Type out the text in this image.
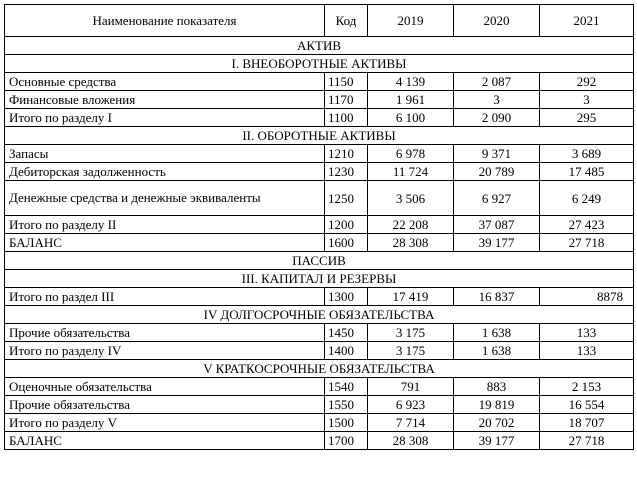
Наименование показателя	Код	2019	2020	2021
АКТИВ				
I. ВНЕОБОРОТНЫЕ АКТИВЫ				
Основные средства	1150	4 139	2 087	292
Финансовые вложения	1170	1 961	3	3
Итого по разделу I	1100	6 100	2 090	295
II. ОБОРОТНЫЕ АКТИВЫ				
Запасы	1210	6 978	9 371	3 689
Дебиторская задолженность	1230	11 724	20 789	17 485
Денежные средства и денежные эквиваленты	1250	3 506	6 927	6 249
Итого по разделу II	1200	22 208	37 087	27 423
БАЛАНС	1600	28 308	39 177	27 718
ПАССИВ				
III. КАПИТАЛ И РЕЗЕРВЫ				
Итого по раздел III	1300	17 419	16 837	8878
IV ДОЛГОСРОЧНЫЕ ОБЯЗАТЕЛЬСТВА				
Прочие обязательства	1450	3 175	1 638	133
Итого по разделу IV	1400	3 175	1 638	133
V КРАТКОСРОЧНЫЕ ОБЯЗАТЕЛЬСТВА				
Оценочные обязательства	1540	791	883	2 153
Прочие обязательства	1550	6 923	19 819	16 554
Итого по разделу V	1500	7 714	20 702	18 707
БАЛАНС	1700	28 308	39 177	27 718
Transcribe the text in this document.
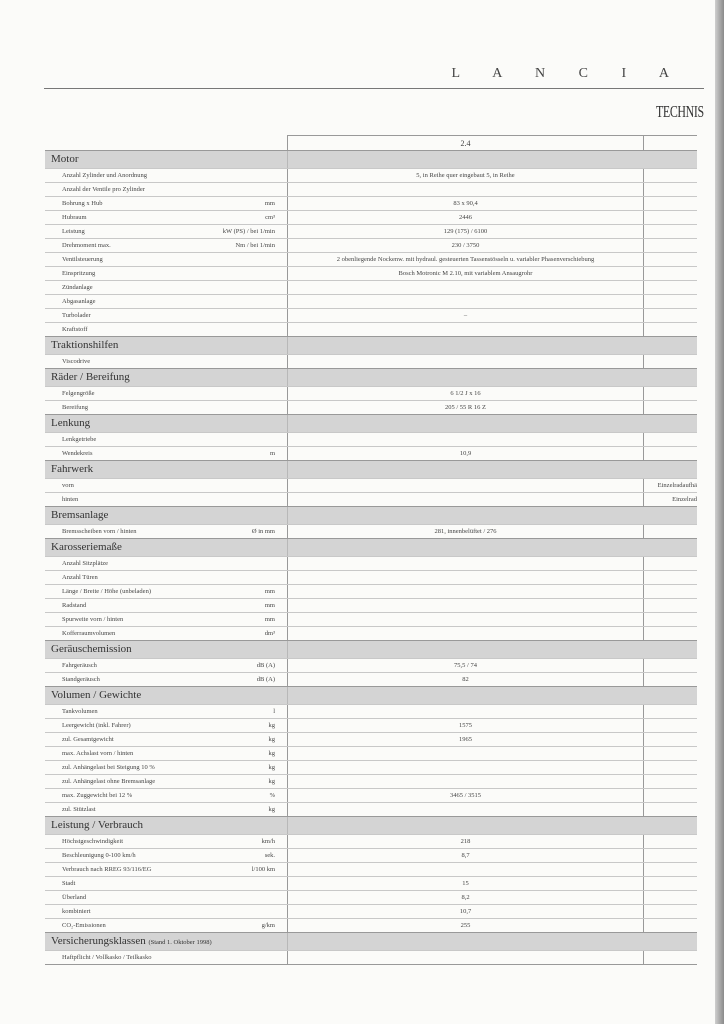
L A N C I A
TECHNIS
2.4
Motor
Anzahl Zylinder und Anordnung	5, in Reihe quer eingebaut 5, in Reihe
Anzahl der Ventile pro Zylinder
Bohrung x Hub	mm	83 x 90,4
Hubraum	cm³	2446
Leistung	kW (PS) / bei 1/min	129 (175) / 6100
Drehmoment max.	Nm / bei 1/min	230 / 3750
Ventilsteuerung	2 obenliegende Nockenw. mit hydraul. gesteuerten Tassenstösseln u. variabler Phasenverschiebung
Einspritzung	Bosch Motronic M 2.10, mit variablem Ansaugrohr
Zündanlage
Abgasanlage
Turbolader	–
Kraftstoff
Traktionshilfen
Viscodrive
Räder / Bereifung
Felgengröße	6 1/2 J x 16
Bereifung	205 / 55 R 16 Z
Lenkung
Lenkgetriebe
Wendekreis	m	10,9
Fahrwerk
vorn	Einzelradaufhä
hinten	Einzelrad
Bremsanlage
Bremsscheiben vorn / hinten	Ø in mm	281, innenbelüftet / 276
Karosseriemaße
Anzahl Sitzplätze
Anzahl Türen
Länge / Breite / Höhe (unbeladen)	mm
Radstand	mm
Spurweite vorn / hinten	mm
Kofferraumvolumen	dm³
Geräuschemission
Fahrgeräusch	dB (A)	75,5 / 74
Standgeräusch	dB (A)	82
Volumen / Gewichte
Tankvolumen	l
Leergewicht (inkl. Fahrer)	kg	1575
zul. Gesamtgewicht	kg	1965
max. Achslast vorn / hinten	kg
zul. Anhängelast bei Steigung 10 %	kg
zul. Anhängelast ohne Bremsanlage	kg
max. Zuggewicht bei 12 %	%	3465 / 3515
zul. Stützlast	kg
Leistung / Verbrauch
Höchstgeschwindigkeit	km/h	218
Beschleunigung 0-100 km/h	sek.	8,7
Verbrauch nach RREG 93/116/EG	l/100 km
Stadt	15
Überland	8,2
kombiniert	10,7
CO₂-Emissionen	g/km	255
Versicherungsklassen (Stand 1. Oktober 1998)
Haftpflicht / Vollkasko / Teilkasko
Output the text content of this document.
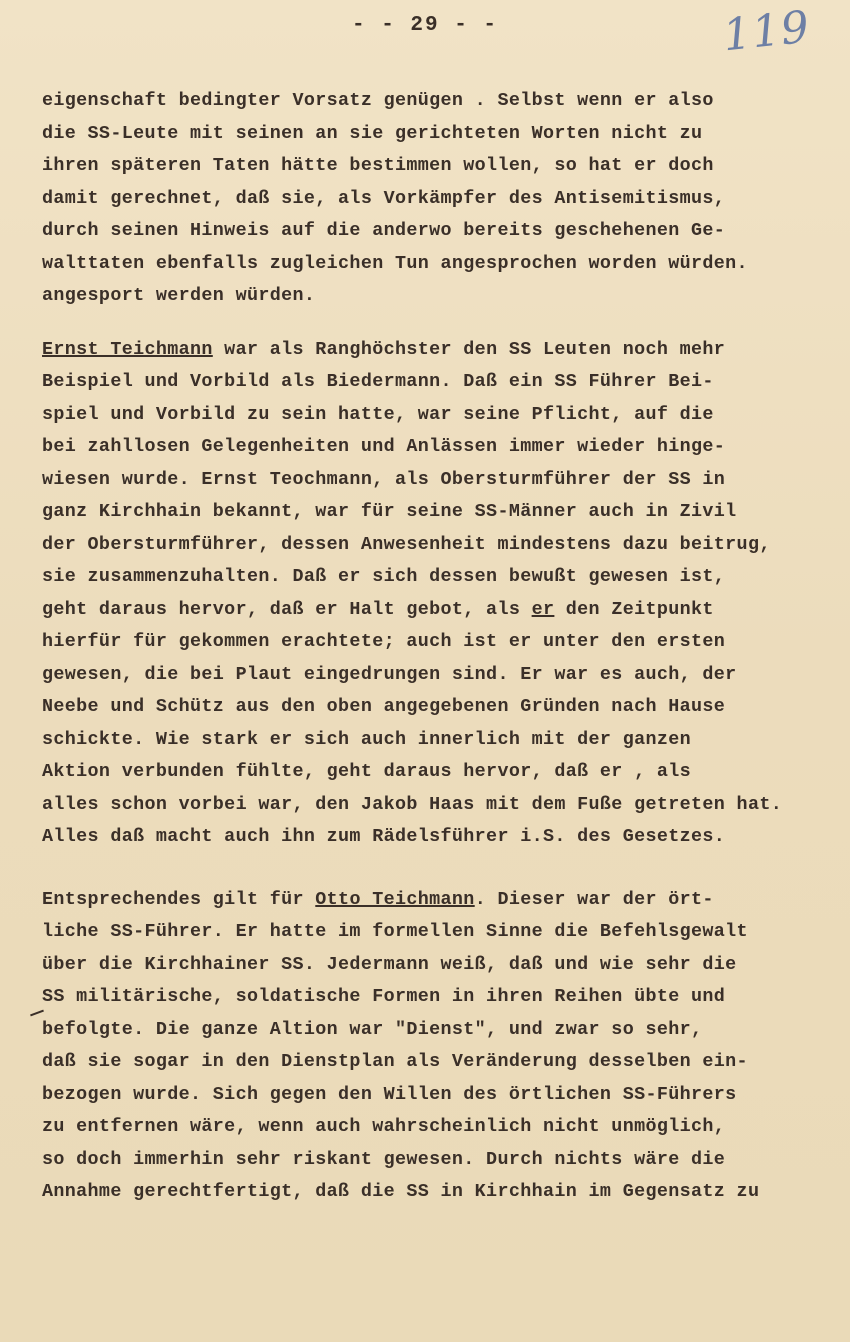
- - 29 - -	119
eigenschaft bedingter Vorsatz genügen . Selbst wenn er also
die SS-Leute mit seinen an sie gerichteten Worten nicht zu
ihren späteren Taten hätte bestimmen wollen, so hat er doch
damit gerechnet, daß sie, als Vorkämpfer des Antisemitismus,
durch seinen Hinweis auf die anderwo bereits geschehenen Ge-
walttaten ebenfalls zugleichen Tun angesprochen worden würden.
angesport werden würden.
Ernst Teichmann war als Ranghöchster den SS Leuten noch mehr
Beispiel und Vorbild als Biedermann. Daß ein SS Führer Bei-
spiel und Vorbild zu sein hatte, war seine Pflicht, auf die
bei zahllosen Gelegenheiten und Anlässen immer wieder hinge-
wiesen wurde. Ernst Teochmann, als Obersturmführer der SS in
ganz Kirchhain bekannt, war für seine SS-Männer auch in Zivil
der Obersturmführer, dessen Anwesenheit mindestens dazu beitrug,
sie zusammenzuhalten. Daß er sich dessen bewußt gewesen ist,
geht daraus hervor, daß er Halt gebot, als er den Zeitpunkt
hierfür für gekommen erachtete; auch ist er unter den ersten
gewesen, die bei Plaut eingedrungen sind. Er war es auch, der
Neebe und Schütz aus den oben angegebenen Gründen nach Hause
schickte. Wie stark er sich auch innerlich mit der ganzen
Aktion verbunden fühlte, geht daraus hervor, daß er , als
alles schon vorbei war, den Jakob Haas mit dem Fuße getreten hat.
Alles daß macht auch ihn zum Rädelsführer i.S. des Gesetzes.
Entsprechendes gilt für Otto Teichmann. Dieser war der ört-
liche SS-Führer. Er hatte im formellen Sinne die Befehlsgewalt
über die Kirchhainer SS. Jedermann weiß, daß und wie sehr die
SS militärische, soldatische Formen in ihren Reihen übte und
befolgte. Die ganze Altion war "Dienst", und zwar so sehr,
daß sie sogar in den Dienstplan als Veränderung desselben ein-
bezogen wurde. Sich gegen den Willen des örtlichen SS-Führers
zu entfernen wäre, wenn auch wahrscheinlich nicht unmöglich,
so doch immerhin sehr riskant gewesen. Durch nichts wäre die
Annahme gerechtfertigt, daß die SS in Kirchhain im Gegensatz zu
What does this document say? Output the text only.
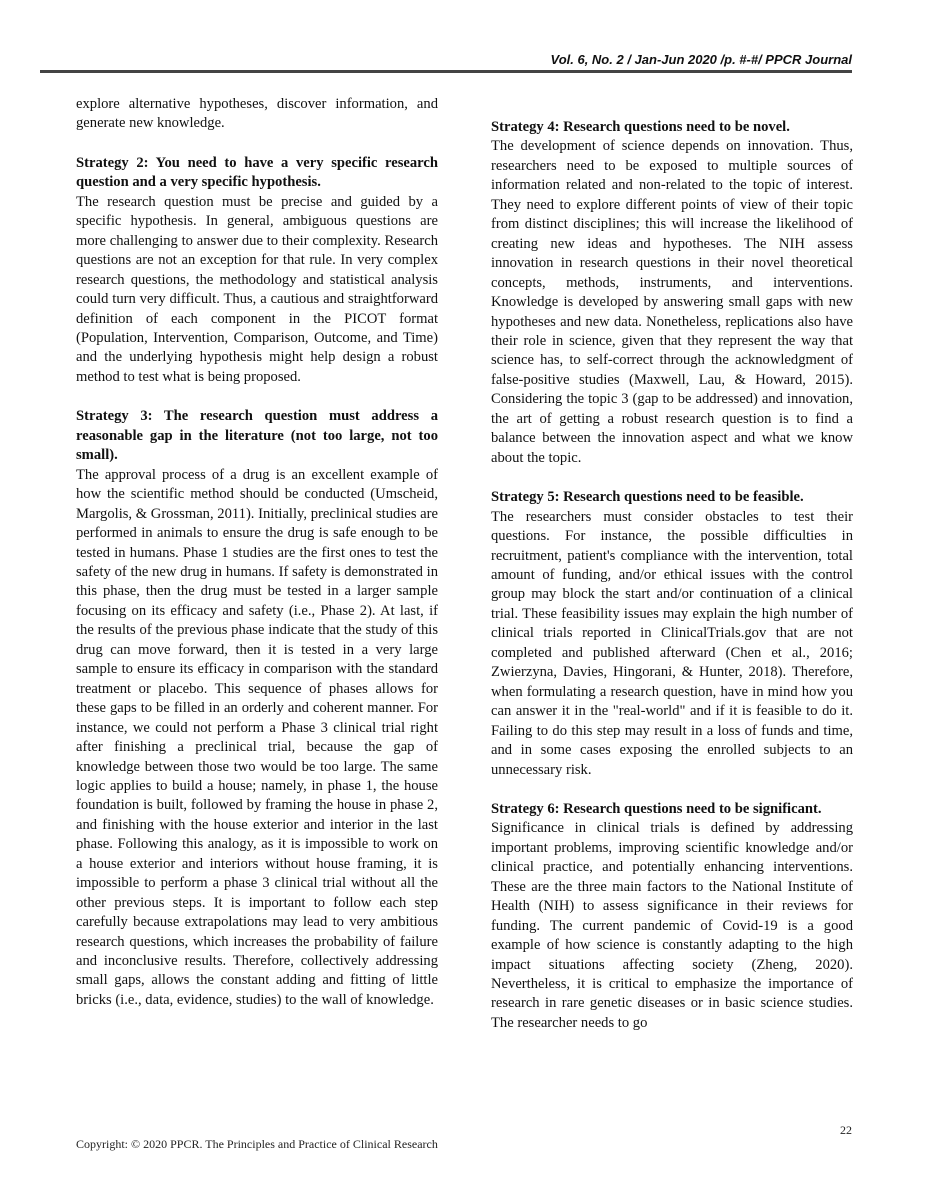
Vol. 6, No. 2 / Jan-Jun 2020 /p. #-#/ PPCR Journal

explore alternative hypotheses, discover information, and generate new knowledge.

Strategy 2: You need to have a very specific research question and a very specific hypothesis.

The research question must be precise and guided by a specific hypothesis. In general, ambiguous questions are more challenging to answer due to their complexity. Research questions are not an exception for that rule. In very complex research questions, the methodology and statistical analysis could turn very difficult. Thus, a cautious and straightforward definition of each component in the PICOT format (Population, Intervention, Comparison, Outcome, and Time) and the underlying hypothesis might help design a robust method to test what is being proposed.

Strategy 3: The research question must address a reasonable gap in the literature (not too large, not too small).

The approval process of a drug is an excellent example of how the scientific method should be conducted (Umscheid, Margolis, & Grossman, 2011). Initially, preclinical studies are performed in animals to ensure the drug is safe enough to be tested in humans. Phase 1 studies are the first ones to test the safety of the new drug in humans. If safety is demonstrated in this phase, then the drug must be tested in a larger sample focusing on its efficacy and safety (i.e., Phase 2). At last, if the results of the previous phase indicate that the study of this drug can move forward, then it is tested in a very large sample to ensure its efficacy in comparison with the standard treatment or placebo. This sequence of phases allows for these gaps to be filled in an orderly and coherent manner. For instance, we could not perform a Phase 3 clinical trial right after finishing a preclinical trial, because the gap of knowledge between those two would be too large. The same logic applies to build a house; namely, in phase 1, the house foundation is built, followed by framing the house in phase 2, and finishing with the house exterior and interior in the last phase. Following this analogy, as it is impossible to work on a house exterior and interiors without house framing, it is impossible to perform a phase 3 clinical trial without all the other previous steps. It is important to follow each step carefully because extrapolations may lead to very ambitious research questions, which increases the probability of failure and inconclusive results. Therefore, collectively addressing small gaps, allows the constant adding and fitting of little bricks (i.e., data, evidence, studies) to the wall of knowledge.

Strategy 4: Research questions need to be novel.

The development of science depends on innovation. Thus, researchers need to be exposed to multiple sources of information related and non-related to the topic of interest. They need to explore different points of view of their topic from distinct disciplines; this will increase the likelihood of creating new ideas and hypotheses. The NIH assess innovation in research questions in their novel theoretical concepts, methods, instruments, and interventions. Knowledge is developed by answering small gaps with new hypotheses and new data. Nonetheless, replications also have their role in science, given that they represent the way that science has, to self-correct through the acknowledgment of false-positive studies (Maxwell, Lau, & Howard, 2015). Considering the topic 3 (gap to be addressed) and innovation, the art of getting a robust research question is to find a balance between the innovation aspect and what we know about the topic.

Strategy 5: Research questions need to be feasible.

The researchers must consider obstacles to test their questions. For instance, the possible difficulties in recruitment, patient's compliance with the intervention, total amount of funding, and/or ethical issues with the control group may block the start and/or continuation of a clinical trial. These feasibility issues may explain the high number of clinical trials reported in ClinicalTrials.gov that are not completed and published afterward (Chen et al., 2016; Zwierzyna, Davies, Hingorani, & Hunter, 2018). Therefore, when formulating a research question, have in mind how you can answer it in the "real-world" and if it is feasible to do it. Failing to do this step may result in a loss of funds and time, and in some cases exposing the enrolled subjects to an unnecessary risk.

Strategy 6: Research questions need to be significant.

Significance in clinical trials is defined by addressing important problems, improving scientific knowledge and/or clinical practice, and potentially enhancing interventions. These are the three main factors to the National Institute of Health (NIH) to assess significance in their reviews for funding. The current pandemic of Covid-19 is a good example of how science is constantly adapting to the high impact situations affecting society (Zheng, 2020). Nevertheless, it is critical to emphasize the importance of research in rare genetic diseases or in basic science studies. The researcher needs to go

22
Copyright: © 2020 PPCR. The Principles and Practice of Clinical Research
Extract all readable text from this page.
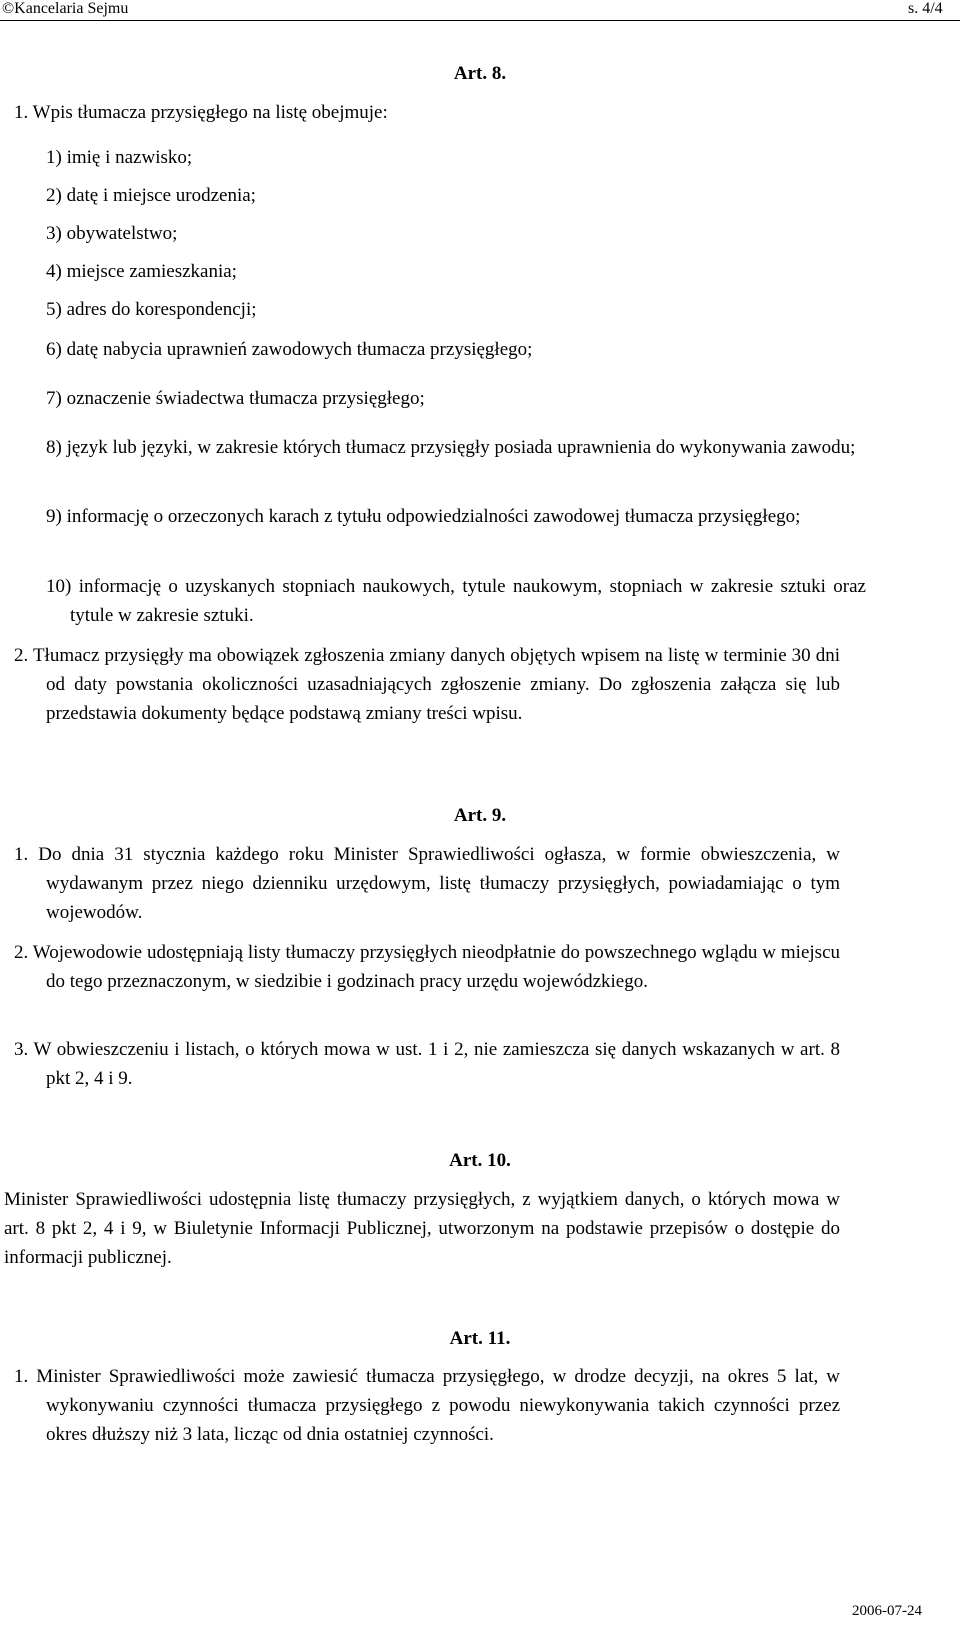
©Kancelaria Sejmu	s. 4/4
Art. 8.

1. Wpis tłumacza przysięgłego na listę obejmuje:

1) imię i nazwisko;

2) datę i miejsce urodzenia;

3) obywatelstwo;

4) miejsce zamieszkania;

5) adres do korespondencji;

6) datę nabycia uprawnień zawodowych tłumacza przysięgłego;

7) oznaczenie świadectwa tłumacza przysięgłego;

8) język lub języki, w zakresie których tłumacz przysięgły posiada uprawnienia do wykonywania zawodu;

9) informację o orzeczonych karach z tytułu odpowiedzialności zawodowej tłumacza przysięgłego;

10) informację o uzyskanych stopniach naukowych, tytule naukowym, stopniach w zakresie sztuki oraz tytule w zakresie sztuki.

2. Tłumacz przysięgły ma obowiązek zgłoszenia zmiany danych objętych wpisem na listę w terminie 30 dni od daty powstania okoliczności uzasadniających zgłoszenie zmiany. Do zgłoszenia załącza się lub przedstawia dokumenty będące podstawą zmiany treści wpisu.

Art. 9.

1. Do dnia 31 stycznia każdego roku Minister Sprawiedliwości ogłasza, w formie obwieszczenia, w wydawanym przez niego dzienniku urzędowym, listę tłumaczy przysięgłych, powiadamiając o tym wojewodów.

2. Wojewodowie udostępniają listy tłumaczy przysięgłych nieodpłatnie do powszechnego wglądu w miejscu do tego przeznaczonym, w siedzibie i godzinach pracy urzędu wojewódzkiego.

3. W obwieszczeniu i listach, o których mowa w ust. 1 i 2, nie zamieszcza się danych wskazanych w art. 8 pkt 2, 4 i 9.

Art. 10.

Minister Sprawiedliwości udostępnia listę tłumaczy przysięgłych, z wyjątkiem danych, o których mowa w art. 8 pkt 2, 4 i 9, w Biuletynie Informacji Publicznej, utworzonym na podstawie przepisów o dostępie do informacji publicznej.

Art. 11.

1. Minister Sprawiedliwości może zawiesić tłumacza przysięgłego, w drodze decyzji, na okres 5 lat, w wykonywaniu czynności tłumacza przysięgłego z powodu niewykonywania takich czynności przez okres dłuższy niż 3 lata, licząc od dnia ostatniej czynności.

2006-07-24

^^^^^^^^^^^^^^^^

Given exercise: Identify and extract each line of the listing that contains "vorn".

Complete answer:
vorn	Einzelradaufhä
Bremsscheiben vorn / hinten	Ø in mm	281, innenbelüftet / 276
Spurweite vorn / hinten	mm
max. Achslast vorn / hinten	kg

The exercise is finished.